Collected data:
════════════════

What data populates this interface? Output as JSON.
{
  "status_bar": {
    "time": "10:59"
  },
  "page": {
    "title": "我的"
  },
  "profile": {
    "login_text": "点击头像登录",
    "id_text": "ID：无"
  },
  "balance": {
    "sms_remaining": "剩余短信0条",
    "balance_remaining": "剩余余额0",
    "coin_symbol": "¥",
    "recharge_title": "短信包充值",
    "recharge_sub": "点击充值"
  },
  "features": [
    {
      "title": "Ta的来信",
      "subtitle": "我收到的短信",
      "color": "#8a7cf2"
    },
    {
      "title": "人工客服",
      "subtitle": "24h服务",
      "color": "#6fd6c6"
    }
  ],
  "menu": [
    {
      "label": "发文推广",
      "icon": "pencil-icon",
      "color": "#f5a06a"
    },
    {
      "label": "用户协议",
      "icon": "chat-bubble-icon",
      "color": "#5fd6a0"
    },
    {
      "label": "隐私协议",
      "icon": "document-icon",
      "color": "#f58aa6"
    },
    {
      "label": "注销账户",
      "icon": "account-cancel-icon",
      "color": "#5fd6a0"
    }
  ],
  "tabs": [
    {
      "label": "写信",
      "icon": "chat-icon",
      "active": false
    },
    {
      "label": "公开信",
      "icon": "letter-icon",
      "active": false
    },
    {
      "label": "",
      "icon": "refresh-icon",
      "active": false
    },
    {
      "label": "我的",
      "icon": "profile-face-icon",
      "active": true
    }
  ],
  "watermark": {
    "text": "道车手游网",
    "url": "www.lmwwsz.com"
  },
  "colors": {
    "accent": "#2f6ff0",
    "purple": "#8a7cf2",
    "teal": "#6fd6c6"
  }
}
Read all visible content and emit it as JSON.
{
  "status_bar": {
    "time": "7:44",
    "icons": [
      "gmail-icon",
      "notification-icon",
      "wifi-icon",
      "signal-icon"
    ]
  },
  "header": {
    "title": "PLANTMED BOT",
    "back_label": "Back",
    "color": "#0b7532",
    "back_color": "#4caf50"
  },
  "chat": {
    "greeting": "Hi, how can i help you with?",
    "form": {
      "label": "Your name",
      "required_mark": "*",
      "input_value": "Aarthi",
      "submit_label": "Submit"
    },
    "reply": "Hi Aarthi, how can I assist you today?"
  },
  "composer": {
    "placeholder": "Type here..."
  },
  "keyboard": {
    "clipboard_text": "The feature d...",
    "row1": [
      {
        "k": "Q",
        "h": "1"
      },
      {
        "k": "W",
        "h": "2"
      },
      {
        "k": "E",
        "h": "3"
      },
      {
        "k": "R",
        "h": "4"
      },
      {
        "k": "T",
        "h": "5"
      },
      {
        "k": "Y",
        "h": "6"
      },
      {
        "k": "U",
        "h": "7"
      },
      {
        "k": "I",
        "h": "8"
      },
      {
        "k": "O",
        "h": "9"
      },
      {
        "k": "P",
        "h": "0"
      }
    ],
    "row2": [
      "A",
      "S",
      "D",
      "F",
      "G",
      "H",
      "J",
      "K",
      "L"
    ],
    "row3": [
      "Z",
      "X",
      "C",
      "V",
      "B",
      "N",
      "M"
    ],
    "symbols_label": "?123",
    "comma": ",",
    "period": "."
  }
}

════════════════

Look through the entries and return every line where "JSON" appears.

What data populates this interface? Output as JSON.
Read all visible content and emit it as JSON.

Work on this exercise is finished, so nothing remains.